* begin *

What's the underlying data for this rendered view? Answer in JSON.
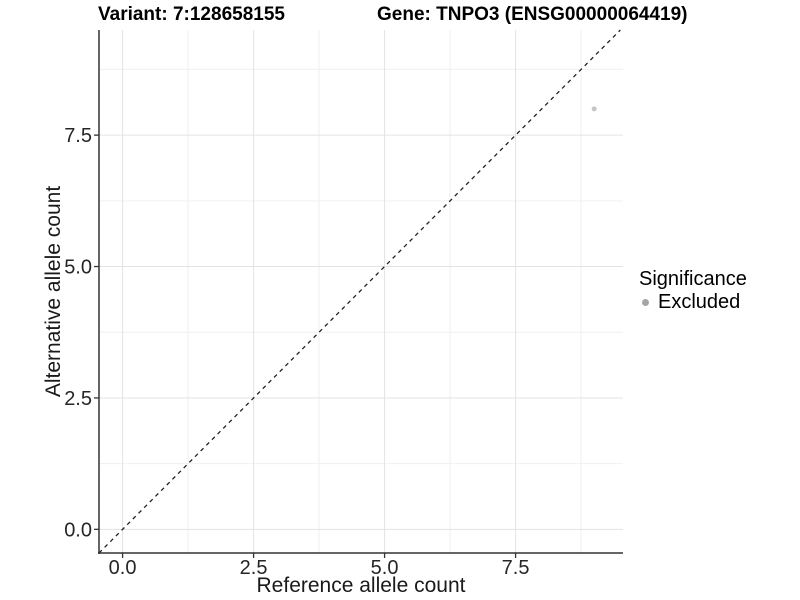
{
  "chart_data": {
    "type": "scatter",
    "title_left": "Variant: 7:128658155",
    "title_right": "Gene: TNPO3 (ENSG00000064419)",
    "xlabel": "Reference allele count",
    "ylabel": "Alternative allele count",
    "xlim": [
      -0.45,
      9.55
    ],
    "ylim": [
      -0.45,
      9.5
    ],
    "xticks": [
      0,
      2.5,
      5,
      7.5
    ],
    "xtick_labels": [
      "0.0",
      "2.5",
      "5.0",
      "7.5"
    ],
    "yticks": [
      0,
      2.5,
      5,
      7.5
    ],
    "ytick_labels": [
      "0.0",
      "2.5",
      "5.0",
      "7.5"
    ],
    "minor_xticks": [
      1.25,
      3.75,
      6.25,
      8.75
    ],
    "minor_yticks": [
      1.25,
      3.75,
      6.25,
      8.75
    ],
    "grid": "major+minor",
    "legend_position": "right",
    "series": [
      {
        "name": "Excluded",
        "color": "#c5c5c5",
        "points": [
          [
            9,
            8
          ]
        ]
      }
    ],
    "identity_line": {
      "equation": "y = x",
      "style": "dashed",
      "color": "#222222"
    },
    "legend": {
      "title": "Significance",
      "items": [
        {
          "label": "Excluded",
          "color": "#a5a5a5"
        }
      ]
    }
  }
}
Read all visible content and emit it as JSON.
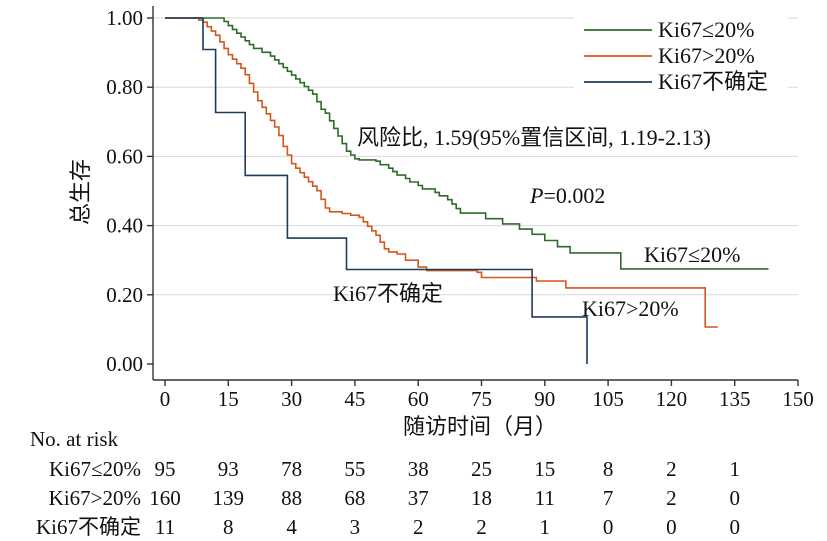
{
  "chart_data": {
    "type": "line",
    "subtype": "kaplan-meier",
    "xlabel": "随访时间（月）",
    "ylabel": "总生存",
    "xlim": [
      0,
      150
    ],
    "ylim": [
      0,
      1
    ],
    "xticks": [
      0,
      15,
      30,
      45,
      60,
      75,
      90,
      105,
      120,
      135,
      150
    ],
    "yticks": [
      "0.00",
      "0.20",
      "0.40",
      "0.60",
      "0.80",
      "1.00"
    ],
    "grid": "horizontal",
    "legend": {
      "placement": "top-right",
      "entries": [
        "Ki67≤20%",
        "Ki67>20%",
        "Ki67不确定"
      ]
    },
    "annotations": {
      "hazard_ratio": "风险比, 1.59(95%置信区间, 1.19-2.13)",
      "p_italic": "P",
      "p_value": "=0.002",
      "curve_label_low": "Ki67≤20%",
      "curve_label_high": "Ki67>20%",
      "curve_label_unknown": "Ki67不确定"
    },
    "series": [
      {
        "name": "Ki67≤20%",
        "color": "#2e6b2a",
        "points": [
          [
            0,
            1.0
          ],
          [
            14,
            0.99
          ],
          [
            15,
            0.978
          ],
          [
            16,
            0.967
          ],
          [
            17,
            0.956
          ],
          [
            18,
            0.945
          ],
          [
            19,
            0.934
          ],
          [
            20,
            0.923
          ],
          [
            21,
            0.912
          ],
          [
            23,
            0.901
          ],
          [
            25,
            0.89
          ],
          [
            26,
            0.879
          ],
          [
            27,
            0.868
          ],
          [
            28,
            0.857
          ],
          [
            29,
            0.846
          ],
          [
            30,
            0.835
          ],
          [
            31,
            0.824
          ],
          [
            32,
            0.813
          ],
          [
            33,
            0.802
          ],
          [
            34,
            0.791
          ],
          [
            35,
            0.78
          ],
          [
            36,
            0.758
          ],
          [
            37,
            0.736
          ],
          [
            38,
            0.725
          ],
          [
            39,
            0.703
          ],
          [
            40,
            0.681
          ],
          [
            41,
            0.659
          ],
          [
            42,
            0.637
          ],
          [
            43,
            0.615
          ],
          [
            44,
            0.604
          ],
          [
            45,
            0.593
          ],
          [
            46,
            0.59
          ],
          [
            50,
            0.586
          ],
          [
            51,
            0.576
          ],
          [
            53,
            0.566
          ],
          [
            54,
            0.556
          ],
          [
            55,
            0.546
          ],
          [
            57,
            0.536
          ],
          [
            58,
            0.526
          ],
          [
            60,
            0.516
          ],
          [
            61,
            0.506
          ],
          [
            64,
            0.496
          ],
          [
            65,
            0.486
          ],
          [
            67,
            0.475
          ],
          [
            68,
            0.462
          ],
          [
            69,
            0.449
          ],
          [
            70,
            0.436
          ],
          [
            76,
            0.42
          ],
          [
            80,
            0.405
          ],
          [
            84,
            0.39
          ],
          [
            87,
            0.375
          ],
          [
            90,
            0.357
          ],
          [
            93,
            0.339
          ],
          [
            96,
            0.321
          ],
          [
            108,
            0.275
          ],
          [
            143,
            0.275
          ]
        ]
      },
      {
        "name": "Ki67>20%",
        "color": "#d4561c",
        "points": [
          [
            0,
            1.0
          ],
          [
            8,
            0.994
          ],
          [
            9,
            0.988
          ],
          [
            10,
            0.975
          ],
          [
            11,
            0.962
          ],
          [
            12,
            0.95
          ],
          [
            13,
            0.931
          ],
          [
            14,
            0.912
          ],
          [
            15,
            0.894
          ],
          [
            16,
            0.881
          ],
          [
            17,
            0.868
          ],
          [
            18,
            0.855
          ],
          [
            19,
            0.836
          ],
          [
            20,
            0.811
          ],
          [
            21,
            0.786
          ],
          [
            22,
            0.761
          ],
          [
            23,
            0.742
          ],
          [
            24,
            0.723
          ],
          [
            25,
            0.704
          ],
          [
            26,
            0.685
          ],
          [
            27,
            0.66
          ],
          [
            28,
            0.629
          ],
          [
            29,
            0.604
          ],
          [
            30,
            0.579
          ],
          [
            31,
            0.566
          ],
          [
            32,
            0.553
          ],
          [
            33,
            0.54
          ],
          [
            34,
            0.527
          ],
          [
            35,
            0.514
          ],
          [
            36,
            0.501
          ],
          [
            37,
            0.476
          ],
          [
            38,
            0.451
          ],
          [
            39,
            0.44
          ],
          [
            42,
            0.435
          ],
          [
            44,
            0.43
          ],
          [
            46,
            0.424
          ],
          [
            47,
            0.411
          ],
          [
            48,
            0.398
          ],
          [
            49,
            0.385
          ],
          [
            50,
            0.372
          ],
          [
            51,
            0.352
          ],
          [
            52,
            0.333
          ],
          [
            53,
            0.324
          ],
          [
            55,
            0.318
          ],
          [
            57,
            0.3
          ],
          [
            60,
            0.28
          ],
          [
            62,
            0.27
          ],
          [
            74,
            0.265
          ],
          [
            75,
            0.25
          ],
          [
            88,
            0.24
          ],
          [
            95,
            0.22
          ],
          [
            128,
            0.107
          ],
          [
            131,
            0.107
          ]
        ]
      },
      {
        "name": "Ki67不确定",
        "color": "#1f3a5c",
        "points": [
          [
            0,
            1.0
          ],
          [
            9,
            0.909
          ],
          [
            12,
            0.818
          ],
          [
            12,
            0.727
          ],
          [
            19,
            0.636
          ],
          [
            19,
            0.545
          ],
          [
            29,
            0.364
          ],
          [
            43,
            0.273
          ],
          [
            87,
            0.136
          ],
          [
            100,
            0.136
          ],
          [
            100,
            0.0
          ]
        ]
      }
    ],
    "risk_table": {
      "title": "No. at risk",
      "times": [
        0,
        15,
        30,
        45,
        60,
        75,
        90,
        105,
        120,
        135
      ],
      "rows": [
        {
          "label": "Ki67≤20%",
          "values": [
            95,
            93,
            78,
            55,
            38,
            25,
            15,
            8,
            2,
            1
          ]
        },
        {
          "label": "Ki67>20%",
          "values": [
            160,
            139,
            88,
            68,
            37,
            18,
            11,
            7,
            2,
            0
          ]
        },
        {
          "label": "Ki67不确定",
          "values": [
            11,
            8,
            4,
            3,
            2,
            2,
            1,
            0,
            0,
            0
          ]
        }
      ]
    }
  }
}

* end *

■ **Short exercise**
Copy each line exactly, and leave the pictures out of your copy.

■ **Solution to this exercise**
What's the underlying data for this rendered view? Answer in JSON.
{
  "chart_data": {
    "type": "scatter",
    "title_left": "Variant: 7:128658155",
    "title_right": "Gene: TNPO3 (ENSG00000064419)",
    "xlabel": "Reference allele count",
    "ylabel": "Alternative allele count",
    "xlim": [
      -0.45,
      9.55
    ],
    "ylim": [
      -0.45,
      9.5
    ],
    "xticks": [
      0,
      2.5,
      5,
      7.5
    ],
    "xtick_labels": [
      "0.0",
      "2.5",
      "5.0",
      "7.5"
    ],
    "yticks": [
      0,
      2.5,
      5,
      7.5
    ],
    "ytick_labels": [
      "0.0",
      "2.5",
      "5.0",
      "7.5"
    ],
    "minor_xticks": [
      1.25,
      3.75,
      6.25,
      8.75
    ],
    "minor_yticks": [
      1.25,
      3.75,
      6.25,
      8.75
    ],
    "grid": "major+minor",
    "legend_position": "right",
    "series": [
      {
        "name": "Excluded",
        "color": "#c5c5c5",
        "points": [
          [
            9,
            8
          ]
        ]
      }
    ],
    "identity_line": {
      "equation": "y = x",
      "style": "dashed",
      "color": "#222222"
    },
    "legend": {
      "title": "Significance",
      "items": [
        {
          "label": "Excluded",
          "color": "#a5a5a5"
        }
      ]
    }
  }
}
Read all visible content and emit it as JSON.
{
  "chart_data": {
    "type": "line",
    "subtype": "kaplan-meier",
    "xlabel": "随访时间（月）",
    "ylabel": "总生存",
    "xlim": [
      0,
      150
    ],
    "ylim": [
      0,
      1
    ],
    "xticks": [
      0,
      15,
      30,
      45,
      60,
      75,
      90,
      105,
      120,
      135,
      150
    ],
    "yticks": [
      "0.00",
      "0.20",
      "0.40",
      "0.60",
      "0.80",
      "1.00"
    ],
    "grid": "horizontal",
    "legend": {
      "placement": "top-right",
      "entries": [
        "Ki67≤20%",
        "Ki67>20%",
        "Ki67不确定"
      ]
    },
    "annotations": {
      "hazard_ratio": "风险比, 1.59(95%置信区间, 1.19-2.13)",
      "p_italic": "P",
      "p_value": "=0.002",
      "curve_label_low": "Ki67≤20%",
      "curve_label_high": "Ki67>20%",
      "curve_label_unknown": "Ki67不确定"
    },
    "series": [
      {
        "name": "Ki67≤20%",
        "color": "#2e6b2a",
        "points": [
          [
            0,
            1.0
          ],
          [
            14,
            0.99
          ],
          [
            15,
            0.978
          ],
          [
            16,
            0.967
          ],
          [
            17,
            0.956
          ],
          [
            18,
            0.945
          ],
          [
            19,
            0.934
          ],
          [
            20,
            0.923
          ],
          [
            21,
            0.912
          ],
          [
            23,
            0.901
          ],
          [
            25,
            0.89
          ],
          [
            26,
            0.879
          ],
          [
            27,
            0.868
          ],
          [
            28,
            0.857
          ],
          [
            29,
            0.846
          ],
          [
            30,
            0.835
          ],
          [
            31,
            0.824
          ],
          [
            32,
            0.813
          ],
          [
            33,
            0.802
          ],
          [
            34,
            0.791
          ],
          [
            35,
            0.78
          ],
          [
            36,
            0.758
          ],
          [
            37,
            0.736
          ],
          [
            38,
            0.725
          ],
          [
            39,
            0.703
          ],
          [
            40,
            0.681
          ],
          [
            41,
            0.659
          ],
          [
            42,
            0.637
          ],
          [
            43,
            0.615
          ],
          [
            44,
            0.604
          ],
          [
            45,
            0.593
          ],
          [
            46,
            0.59
          ],
          [
            50,
            0.586
          ],
          [
            51,
            0.576
          ],
          [
            53,
            0.566
          ],
          [
            54,
            0.556
          ],
          [
            55,
            0.546
          ],
          [
            57,
            0.536
          ],
          [
            58,
            0.526
          ],
          [
            60,
            0.516
          ],
          [
            61,
            0.506
          ],
          [
            64,
            0.496
          ],
          [
            65,
            0.486
          ],
          [
            67,
            0.475
          ],
          [
            68,
            0.462
          ],
          [
            69,
            0.449
          ],
          [
            70,
            0.436
          ],
          [
            76,
            0.42
          ],
          [
            80,
            0.405
          ],
          [
            84,
            0.39
          ],
          [
            87,
            0.375
          ],
          [
            90,
            0.357
          ],
          [
            93,
            0.339
          ],
          [
            96,
            0.321
          ],
          [
            108,
            0.275
          ],
          [
            143,
            0.275
          ]
        ]
      },
      {
        "name": "Ki67>20%",
        "color": "#d4561c",
        "points": [
          [
            0,
            1.0
          ],
          [
            8,
            0.994
          ],
          [
            9,
            0.988
          ],
          [
            10,
            0.975
          ],
          [
            11,
            0.962
          ],
          [
            12,
            0.95
          ],
          [
            13,
            0.931
          ],
          [
            14,
            0.912
          ],
          [
            15,
            0.894
          ],
          [
            16,
            0.881
          ],
          [
            17,
            0.868
          ],
          [
            18,
            0.855
          ],
          [
            19,
            0.836
          ],
          [
            20,
            0.811
          ],
          [
            21,
            0.786
          ],
          [
            22,
            0.761
          ],
          [
            23,
            0.742
          ],
          [
            24,
            0.723
          ],
          [
            25,
            0.704
          ],
          [
            26,
            0.685
          ],
          [
            27,
            0.66
          ],
          [
            28,
            0.629
          ],
          [
            29,
            0.604
          ],
          [
            30,
            0.579
          ],
          [
            31,
            0.566
          ],
          [
            32,
            0.553
          ],
          [
            33,
            0.54
          ],
          [
            34,
            0.527
          ],
          [
            35,
            0.514
          ],
          [
            36,
            0.501
          ],
          [
            37,
            0.476
          ],
          [
            38,
            0.451
          ],
          [
            39,
            0.44
          ],
          [
            42,
            0.435
          ],
          [
            44,
            0.43
          ],
          [
            46,
            0.424
          ],
          [
            47,
            0.411
          ],
          [
            48,
            0.398
          ],
          [
            49,
            0.385
          ],
          [
            50,
            0.372
          ],
          [
            51,
            0.352
          ],
          [
            52,
            0.333
          ],
          [
            53,
            0.324
          ],
          [
            55,
            0.318
          ],
          [
            57,
            0.3
          ],
          [
            60,
            0.28
          ],
          [
            62,
            0.27
          ],
          [
            74,
            0.265
          ],
          [
            75,
            0.25
          ],
          [
            88,
            0.24
          ],
          [
            95,
            0.22
          ],
          [
            128,
            0.107
          ],
          [
            131,
            0.107
          ]
        ]
      },
      {
        "name": "Ki67不确定",
        "color": "#1f3a5c",
        "points": [
          [
            0,
            1.0
          ],
          [
            9,
            0.909
          ],
          [
            12,
            0.818
          ],
          [
            12,
            0.727
          ],
          [
            19,
            0.636
          ],
          [
            19,
            0.545
          ],
          [
            29,
            0.364
          ],
          [
            43,
            0.273
          ],
          [
            87,
            0.136
          ],
          [
            100,
            0.136
          ],
          [
            100,
            0.0
          ]
        ]
      }
    ],
    "risk_table": {
      "title": "No. at risk",
      "times": [
        0,
        15,
        30,
        45,
        60,
        75,
        90,
        105,
        120,
        135
      ],
      "rows": [
        {
          "label": "Ki67≤20%",
          "values": [
            95,
            93,
            78,
            55,
            38,
            25,
            15,
            8,
            2,
            1
          ]
        },
        {
          "label": "Ki67>20%",
          "values": [
            160,
            139,
            88,
            68,
            37,
            18,
            11,
            7,
            2,
            0
          ]
        },
        {
          "label": "Ki67不确定",
          "values": [
            11,
            8,
            4,
            3,
            2,
            2,
            1,
            0,
            0,
            0
          ]
        }
      ]
    }
  }
}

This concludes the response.